**ИСХОДНЫЙ ТЕКСТ**
************

Но и Римская империя без Церкви не имеет никаких перспектив. Достаточно вспомнить состояние внутреннего нравственного и политического кризиса, в котором она пребывала накануне этого великого события. Именно Церковь вдохнула в нее новую жизнь, обозначила те цели имперской деятельности, которые ранее были неизвестны и недоступны римскому обществу, определила смысл существования Рима.

Здесь не было механического наложения одной формы на другую. Церковь – сообщество верующих в Христа, и государство, состоящее в значительнейшей массе своей из христиан, не может не быть одновременно с тем Церковью. Если же Церковь и Империя – одно целое, и власть священноначалия различается от императорской не по своей природе и источнику, а лишь в эманациях, то нет ничего удивительного в том, что император не только смело вторгался в дела Церкви, но и признавался главой земной Церкви.

В свою очередь, именно в Византии зародилась и окрепла та идея, что его правоспособность, как монарха, напрямую зависит от чистоты личного вероисповедания царя и отстаивания им истинной веры.  А потому акты правоверного императора по вопросам догматики и канонического права, признавались действительными. Зато акты василевса, невольно погрешившего против христианской истины (сознательных ересиархов и атеистов те века, конечно, не знали), признавались неправомочными. Не правда ли, весьма отличное от современного понимание правоспособности?

************

**Записи набора данных**

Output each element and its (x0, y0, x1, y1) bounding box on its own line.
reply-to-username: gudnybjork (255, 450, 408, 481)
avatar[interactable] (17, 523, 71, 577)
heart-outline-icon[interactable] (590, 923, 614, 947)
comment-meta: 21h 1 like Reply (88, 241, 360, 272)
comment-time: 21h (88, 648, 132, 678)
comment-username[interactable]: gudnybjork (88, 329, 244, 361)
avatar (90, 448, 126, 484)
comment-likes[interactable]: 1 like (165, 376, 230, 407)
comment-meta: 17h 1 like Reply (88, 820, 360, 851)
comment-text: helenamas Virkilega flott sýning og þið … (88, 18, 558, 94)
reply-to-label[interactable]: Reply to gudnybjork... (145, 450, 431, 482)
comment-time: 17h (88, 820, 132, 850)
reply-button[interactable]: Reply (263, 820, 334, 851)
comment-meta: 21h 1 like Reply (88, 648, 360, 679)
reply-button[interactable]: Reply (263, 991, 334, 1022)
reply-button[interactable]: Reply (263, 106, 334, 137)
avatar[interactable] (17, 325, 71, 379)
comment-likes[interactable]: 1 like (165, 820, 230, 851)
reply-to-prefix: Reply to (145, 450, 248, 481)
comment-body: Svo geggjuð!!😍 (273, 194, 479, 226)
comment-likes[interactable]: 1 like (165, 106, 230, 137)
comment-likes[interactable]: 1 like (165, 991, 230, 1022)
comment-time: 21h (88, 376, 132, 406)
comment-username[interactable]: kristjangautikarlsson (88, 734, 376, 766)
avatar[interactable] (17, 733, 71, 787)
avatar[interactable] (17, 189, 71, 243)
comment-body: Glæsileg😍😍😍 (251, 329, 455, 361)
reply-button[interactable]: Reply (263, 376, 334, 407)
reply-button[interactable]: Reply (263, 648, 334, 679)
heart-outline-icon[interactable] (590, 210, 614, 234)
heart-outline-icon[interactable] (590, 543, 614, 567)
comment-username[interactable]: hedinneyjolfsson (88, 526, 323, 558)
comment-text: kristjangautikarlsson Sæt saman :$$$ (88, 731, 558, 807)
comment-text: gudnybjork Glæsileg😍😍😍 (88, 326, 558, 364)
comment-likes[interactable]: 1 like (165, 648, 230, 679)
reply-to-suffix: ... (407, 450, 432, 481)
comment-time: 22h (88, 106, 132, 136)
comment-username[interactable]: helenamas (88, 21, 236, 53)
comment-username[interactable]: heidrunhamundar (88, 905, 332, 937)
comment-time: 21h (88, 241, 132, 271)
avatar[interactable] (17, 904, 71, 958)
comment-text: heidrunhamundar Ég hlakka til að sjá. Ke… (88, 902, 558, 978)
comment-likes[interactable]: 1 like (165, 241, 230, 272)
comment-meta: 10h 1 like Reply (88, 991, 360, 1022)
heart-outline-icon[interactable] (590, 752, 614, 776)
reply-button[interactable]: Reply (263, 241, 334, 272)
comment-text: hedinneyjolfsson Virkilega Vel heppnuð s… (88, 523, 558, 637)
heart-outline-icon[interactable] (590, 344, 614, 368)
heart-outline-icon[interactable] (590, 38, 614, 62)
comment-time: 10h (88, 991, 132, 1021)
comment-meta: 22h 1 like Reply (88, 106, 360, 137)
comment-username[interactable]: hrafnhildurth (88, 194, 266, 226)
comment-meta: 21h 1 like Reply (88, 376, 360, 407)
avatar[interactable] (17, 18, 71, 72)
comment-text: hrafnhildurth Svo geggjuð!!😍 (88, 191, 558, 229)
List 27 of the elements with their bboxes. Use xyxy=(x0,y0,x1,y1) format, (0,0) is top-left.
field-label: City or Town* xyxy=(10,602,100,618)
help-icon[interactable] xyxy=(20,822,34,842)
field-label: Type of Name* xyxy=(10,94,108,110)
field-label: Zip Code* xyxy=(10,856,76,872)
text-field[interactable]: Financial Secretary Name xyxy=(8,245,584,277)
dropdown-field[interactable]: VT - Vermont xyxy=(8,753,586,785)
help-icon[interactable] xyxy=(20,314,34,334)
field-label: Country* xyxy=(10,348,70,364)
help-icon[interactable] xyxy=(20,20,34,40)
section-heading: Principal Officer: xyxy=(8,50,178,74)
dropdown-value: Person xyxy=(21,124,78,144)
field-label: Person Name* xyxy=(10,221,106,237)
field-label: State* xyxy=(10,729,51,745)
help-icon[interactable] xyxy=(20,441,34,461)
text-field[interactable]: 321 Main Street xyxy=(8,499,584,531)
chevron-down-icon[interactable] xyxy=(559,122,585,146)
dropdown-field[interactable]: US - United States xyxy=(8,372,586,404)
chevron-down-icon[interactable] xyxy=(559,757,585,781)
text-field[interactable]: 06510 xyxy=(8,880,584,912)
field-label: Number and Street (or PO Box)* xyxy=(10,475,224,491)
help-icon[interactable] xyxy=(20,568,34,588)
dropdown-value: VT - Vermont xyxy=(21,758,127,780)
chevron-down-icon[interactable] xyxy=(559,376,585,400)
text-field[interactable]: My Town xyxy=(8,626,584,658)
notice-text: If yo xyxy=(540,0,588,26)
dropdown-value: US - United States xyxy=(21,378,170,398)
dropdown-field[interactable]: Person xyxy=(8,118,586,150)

************

**ВЫПОЛНИТЕ ЗАДАНИЯ**
#1 Согласно тексту о Церкви и Империи, от чего, по зародившейся в Византии идее, напрямую зависит правоспособность монарха?
#2 Соответствуют ли тексту о Церкви и Империи следующие утверждения? Ответьте «да» или «нет» и приведите решающие слова текста.
(a) Соединение Церкви и государства было механическим наложением одной формы на другую.
(b) Император признавался главой земной Церкви.
(c) Акты василевса, невольно погрешившего против христианской истины, признавались действительными.
#3 Продолжите текст о Церкви и Империи, начав сразу после его последнего предложения.

**ОТВЕТЫ**
#1 От чистоты личного вероисповедания царя и отстаивания им истинной веры.

#2
(a) Нет: «Здесь не было механического наложения одной формы на другую».
(b) Да: «но и признавался главой земной Церкви».
(c) Нет: «признавались неправомочными».

#3
В этом нет ничего искусственного: когда члены Церкви являются одновременно и членами государства, тогда возникает необходимость в едином правовом регулировании жизнедеятельности обоих союзов без ущерба для каждого из них. И глава государства едва ли не автоматически приобретает полномочия по управлению Церковью, признается ее defensor –ом, защитником. Надо сказать, ни один из них никогда не отступал от своих высоких обязанностей.

«Состояние нашего государства, — писал император св. Феодосий Великий (379-395), — зависит от образа богопочтения. Мы должны прилагать величайшую заботливость о благочестии наших подданных. Вся наша надежда и крепость нашей империи зависит от православной веры в Бога».

«Признавая основанием нашего царства веру, — писал император Зенон (474-491), — мы днем и ночью, речью и законами ревностно преследуем одну цель, чтобы всюду Апостольская и Кафолическая Церковь, мать нашего царства, множилась в мире и согласии».

Император св. Юстиниан Великий (527-565) говорил отцам V Вселенского Собора: «Доставлять мир Святой Церкви Божией – было всегдашней заботой православных и благочестивых императоров, предков наших[xvii].

И не случайно к прерогативам императора относились не только созыв, определение повестки дня и утверждение актов Вселенских Соборов, но и правовое регулирование монашеской дисциплины, определение порядка хиротонии епископов, назначение патриархов и освобождение их от кафедр. Каноническое (церковное) правотворчество василевсов насчитывает сотни правовых памятников, многие из которых действуют и по настоящее время. И это лишь малое перечисление церковной деятельности Византийских императоров.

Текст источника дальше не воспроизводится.